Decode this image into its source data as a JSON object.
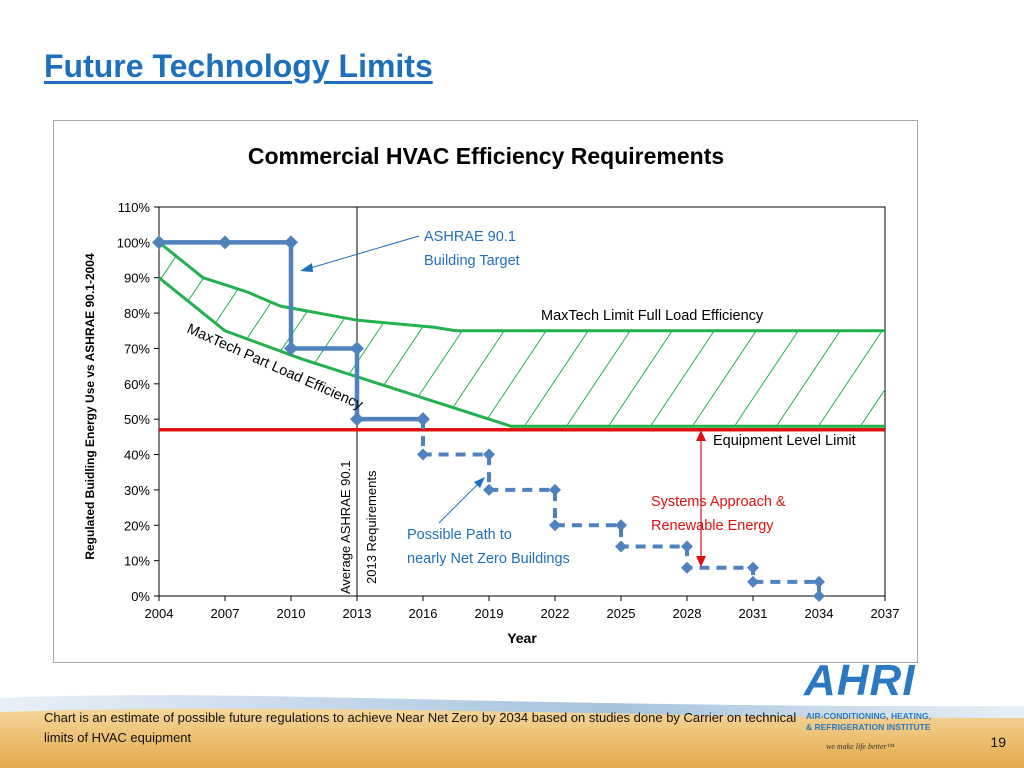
{
  "slide": {
    "title": "Future Technology Limits",
    "page_number": "19",
    "footnote": "Chart is an estimate of possible future regulations to achieve Near Net Zero by 2034 based on studies done by Carrier on technical limits of HVAC equipment"
  },
  "logo": {
    "name": "AHRI",
    "line1": "AIR-CONDITIONING, HEATING,",
    "line2": "& REFRIGERATION INSTITUTE",
    "tagline": "we make life better™"
  },
  "colors": {
    "title": "#1f6fbf",
    "step_line": "#4f81bd",
    "maxtech": "#22b14c",
    "equipment_limit": "#e01010",
    "annotation_blue": "#1f6fbf",
    "annotation_red": "#e01010"
  },
  "chart_data": {
    "type": "line",
    "title": "Commercial HVAC Efficiency Requirements",
    "xlabel": "Year",
    "ylabel": "Regulated Buidling Energy Use vs ASHRAE 90.1-2004",
    "xlim": [
      2004,
      2037
    ],
    "ylim": [
      0,
      110
    ],
    "x_ticks": [
      2004,
      2007,
      2010,
      2013,
      2016,
      2019,
      2022,
      2025,
      2028,
      2031,
      2034,
      2037
    ],
    "y_ticks": [
      0,
      10,
      20,
      30,
      40,
      50,
      60,
      70,
      80,
      90,
      100,
      110
    ],
    "y_tick_format": "percent",
    "grid": false,
    "series": [
      {
        "name": "ASHRAE 90.1 Building Target",
        "style": "solid-step",
        "points": [
          [
            2004,
            100
          ],
          [
            2007,
            100
          ],
          [
            2010,
            100
          ],
          [
            2010,
            70
          ],
          [
            2013,
            70
          ],
          [
            2013,
            50
          ],
          [
            2016,
            50
          ]
        ]
      },
      {
        "name": "Possible Path to nearly Net Zero Buildings",
        "style": "dashed-step",
        "points": [
          [
            2016,
            50
          ],
          [
            2016,
            40
          ],
          [
            2019,
            40
          ],
          [
            2019,
            30
          ],
          [
            2022,
            30
          ],
          [
            2022,
            20
          ],
          [
            2025,
            20
          ],
          [
            2025,
            14
          ],
          [
            2028,
            14
          ],
          [
            2028,
            8
          ],
          [
            2031,
            8
          ],
          [
            2031,
            4
          ],
          [
            2034,
            4
          ],
          [
            2034,
            0
          ]
        ]
      },
      {
        "name": "MaxTech Limit Full Load Efficiency",
        "style": "curve",
        "points": [
          [
            2004,
            100
          ],
          [
            2006,
            90
          ],
          [
            2008,
            86
          ],
          [
            2009.5,
            82
          ],
          [
            2013,
            78
          ],
          [
            2016.5,
            76
          ],
          [
            2017.5,
            75
          ],
          [
            2037,
            75
          ]
        ]
      },
      {
        "name": "MaxTech Part Load Efficiency",
        "style": "curve",
        "points": [
          [
            2004,
            90
          ],
          [
            2007,
            75
          ],
          [
            2010.5,
            67
          ],
          [
            2014,
            60
          ],
          [
            2018,
            52
          ],
          [
            2020,
            48
          ],
          [
            2037,
            48
          ]
        ]
      },
      {
        "name": "Equipment Level Limit",
        "style": "flat",
        "points": [
          [
            2004,
            47
          ],
          [
            2037,
            47
          ]
        ]
      }
    ],
    "reference_line": {
      "x": 2013,
      "label_line1": "Average ASHRAE 90.1",
      "label_line2": "2013 Requirements"
    },
    "annotations": {
      "ashrae_target": [
        "ASHRAE 90.1",
        "Building Target"
      ],
      "maxtech_full": "MaxTech Limit Full Load Efficiency",
      "maxtech_part": "MaxTech Part Load Efficiency",
      "equipment_limit": "Equipment Level Limit",
      "systems_approach": [
        "Systems Approach &",
        "Renewable Energy"
      ],
      "possible_path": [
        "Possible Path to",
        "nearly Net Zero Buildings"
      ]
    }
  }
}
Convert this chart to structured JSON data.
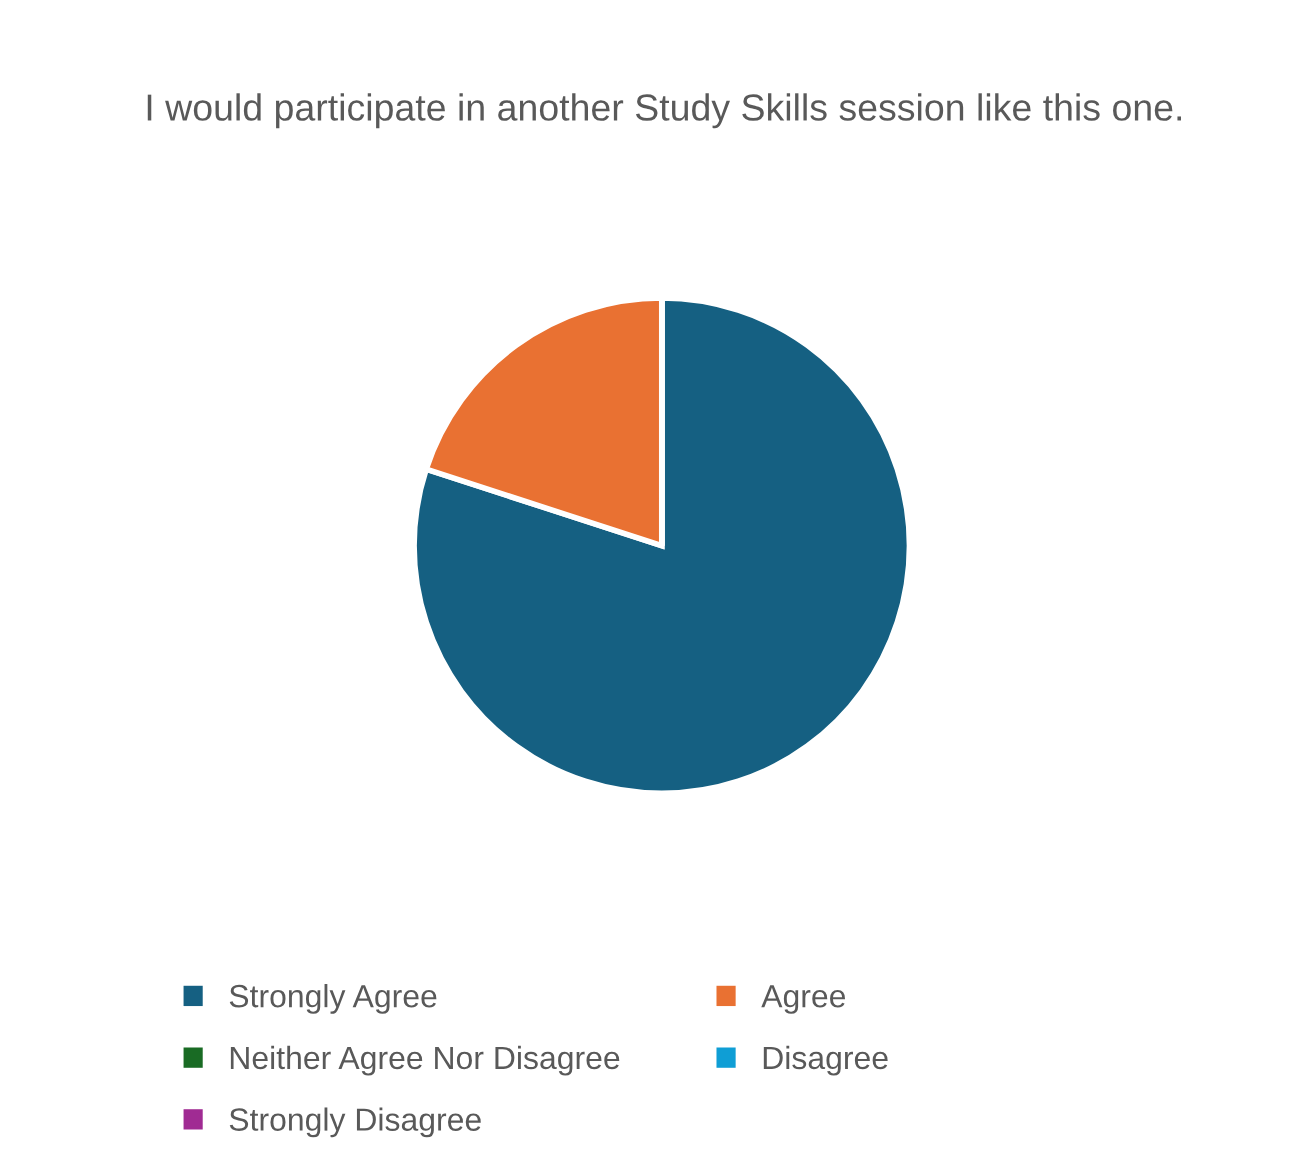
{
  "chart_data": {
    "type": "pie",
    "title": "I would participate in another Study Skills session like this one.",
    "categories": [
      "Strongly Agree",
      "Agree",
      "Neither Agree Nor Disagree",
      "Disagree",
      "Strongly Disagree"
    ],
    "values": [
      80,
      20,
      0,
      0,
      0
    ],
    "colors": [
      "#156082",
      "#e97132",
      "#196b24",
      "#0f9ed5",
      "#a02b93"
    ],
    "legend": "bottom"
  }
}
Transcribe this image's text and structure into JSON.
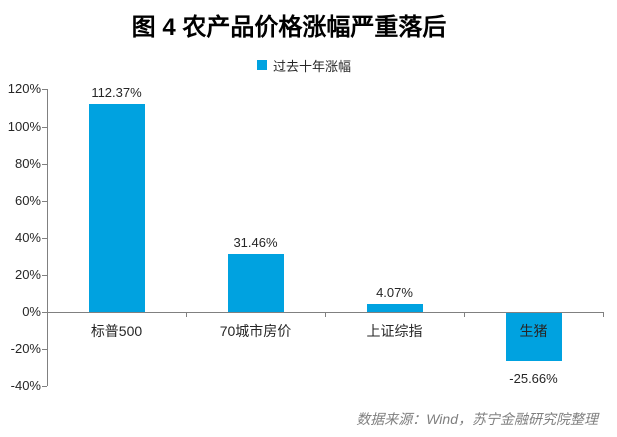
{
  "page": {
    "title": "图 4 农产品价格涨幅严重落后",
    "source_note": "数据来源：Wind，苏宁金融研究院整理"
  },
  "legend": {
    "label": "过去十年涨幅"
  },
  "colors": {
    "bar": "#00A2E0",
    "axis": "#808080",
    "label_text": "#262626",
    "title_text": "#000000",
    "footer_text": "#7F7F7F"
  },
  "chart_data": {
    "type": "bar",
    "title": "图 4 农产品价格涨幅严重落后",
    "legend": [
      "过去十年涨幅"
    ],
    "legend_position": "top",
    "categories": [
      "标普500",
      "70城市房价",
      "上证综指",
      "生猪"
    ],
    "values": [
      112.37,
      31.46,
      4.07,
      -25.66
    ],
    "value_labels": [
      "112.37%",
      "31.46%",
      "4.07%",
      "-25.66%"
    ],
    "xlabel": "",
    "ylabel": "",
    "ylim": [
      -40,
      120
    ],
    "ytick_step": 20,
    "yticks": [
      120,
      100,
      80,
      60,
      40,
      20,
      0,
      -20,
      -40
    ],
    "ytick_labels": [
      "120%",
      "100%",
      "80%",
      "60%",
      "40%",
      "20%",
      "0%",
      "-20%",
      "-40%"
    ],
    "grid": false
  }
}
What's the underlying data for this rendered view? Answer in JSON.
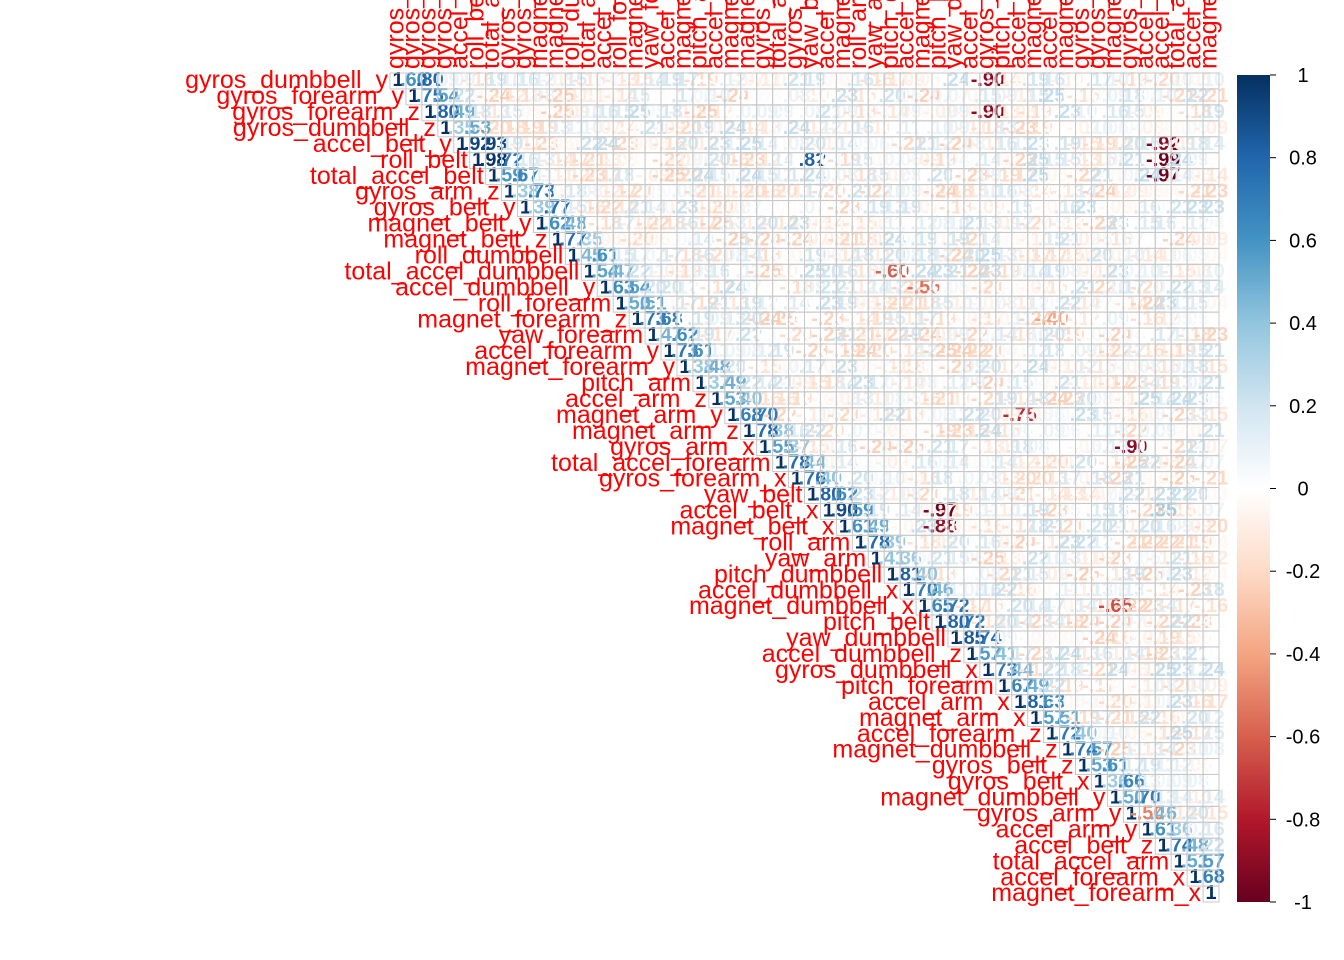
{
  "chart_data": {
    "type": "heatmap",
    "layout": "upper-triangle",
    "title": "",
    "xlabel": "",
    "ylabel": "",
    "legend": {
      "placement": "right",
      "ticks": [
        "1",
        "0.8",
        "0.6",
        "0.4",
        "0.2",
        "0",
        "-0.2",
        "-0.4",
        "-0.6",
        "-0.8",
        "-1"
      ]
    },
    "color_scale": {
      "min": -1,
      "max": 1,
      "low": "#67001f",
      "mid": "#ffffff",
      "high": "#053061"
    },
    "variables": [
      "gyros_dumbbell_y",
      "gyros_forearm_y",
      "gyros_forearm_z",
      "gyros_dumbbell_z",
      "accel_belt_y",
      "roll_belt",
      "total_accel_belt",
      "gyros_arm_z",
      "gyros_belt_y",
      "magnet_belt_y",
      "magnet_belt_z",
      "roll_dumbbell",
      "total_accel_dumbbell",
      "accel_dumbbell_y",
      "roll_forearm",
      "magnet_forearm_z",
      "yaw_forearm",
      "accel_forearm_y",
      "magnet_forearm_y",
      "pitch_arm",
      "accel_arm_z",
      "magnet_arm_y",
      "magnet_arm_z",
      "gyros_arm_x",
      "total_accel_forearm",
      "gyros_forearm_x",
      "yaw_belt",
      "accel_belt_x",
      "magnet_belt_x",
      "roll_arm",
      "yaw_arm",
      "pitch_dumbbell",
      "accel_dumbbell_x",
      "magnet_dumbbell_x",
      "pitch_belt",
      "yaw_dumbbell",
      "accel_dumbbell_z",
      "gyros_dumbbell_x",
      "pitch_forearm",
      "accel_arm_x",
      "magnet_arm_x",
      "accel_forearm_z",
      "magnet_dumbbell_z",
      "gyros_belt_z",
      "gyros_belt_x",
      "magnet_dumbbell_y",
      "gyros_arm_y",
      "accel_arm_y",
      "accel_belt_z",
      "total_accel_arm",
      "accel_forearm_x",
      "magnet_forearm_x"
    ],
    "highlights": [
      {
        "row": "gyros_dumbbell_y",
        "col": "gyros_forearm_y",
        "value": 0.6
      },
      {
        "row": "gyros_forearm_y",
        "col": "gyros_forearm_z",
        "value": 0.75
      },
      {
        "row": "gyros_forearm_z",
        "col": "gyros_dumbbell_z",
        "value": 0.8
      },
      {
        "row": "accel_belt_y",
        "col": "roll_belt",
        "value": 0.92
      },
      {
        "row": "accel_belt_y",
        "col": "total_accel_belt",
        "value": 0.93
      },
      {
        "row": "roll_belt",
        "col": "total_accel_belt",
        "value": 0.98
      },
      {
        "row": "roll_belt",
        "col": "accel_belt_z",
        "value": -0.99
      },
      {
        "row": "total_accel_belt",
        "col": "accel_belt_z",
        "value": -0.97
      },
      {
        "row": "accel_belt_y",
        "col": "accel_belt_z",
        "value": -0.92
      },
      {
        "row": "yaw_belt",
        "col": "accel_belt_x",
        "value": 0.8
      },
      {
        "row": "accel_belt_x",
        "col": "magnet_belt_x",
        "value": 0.9
      },
      {
        "row": "pitch_dumbbell",
        "col": "accel_dumbbell_x",
        "value": 0.81
      },
      {
        "row": "accel_dumbbell_x",
        "col": "magnet_dumbbell_x",
        "value": 0.7
      },
      {
        "row": "pitch_belt",
        "col": "yaw_dumbbell",
        "value": 0.8
      },
      {
        "row": "yaw_dumbbell",
        "col": "accel_dumbbell_z",
        "value": 0.85
      },
      {
        "row": "accel_arm_x",
        "col": "magnet_arm_x",
        "value": 0.81
      },
      {
        "row": "gyros_arm_y",
        "col": "accel_arm_y",
        "value": -0.5
      },
      {
        "row": "accel_forearm_x",
        "col": "magnet_forearm_x",
        "value": 0.68
      },
      {
        "row": "gyros_dumbbell_y",
        "col": "gyros_dumbbell_x",
        "value": -0.9
      },
      {
        "row": "gyros_forearm_z",
        "col": "gyros_dumbbell_x",
        "value": -0.9
      },
      {
        "row": "accel_belt_x",
        "col": "pitch_belt",
        "value": -0.97
      },
      {
        "row": "magnet_belt_x",
        "col": "pitch_belt",
        "value": -0.88
      },
      {
        "row": "magnet_arm_y",
        "col": "accel_arm_x",
        "value": -0.75
      },
      {
        "row": "magnet_dumbbell_x",
        "col": "magnet_dumbbell_y",
        "value": -0.65
      },
      {
        "row": "gyros_arm_x",
        "col": "gyros_arm_y",
        "value": -0.9
      },
      {
        "row": "total_accel_dumbbell",
        "col": "pitch_dumbbell",
        "value": -0.6
      },
      {
        "row": "accel_dumbbell_y",
        "col": "magnet_dumbbell_x",
        "value": -0.55
      },
      {
        "row": "accel_belt_x",
        "col": "accel_belt_z",
        "value": 0.35
      },
      {
        "row": "roll_belt",
        "col": "yaw_belt",
        "value": 0.82
      },
      {
        "row": "magnet_forearm_z",
        "col": "accel_forearm_z",
        "value": -0.4
      }
    ]
  }
}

......

● PROBLEM DETAILS: Across the entries above, how many lines contain "name"? Provide only the count.

● PROBLEM SOLUTION: 6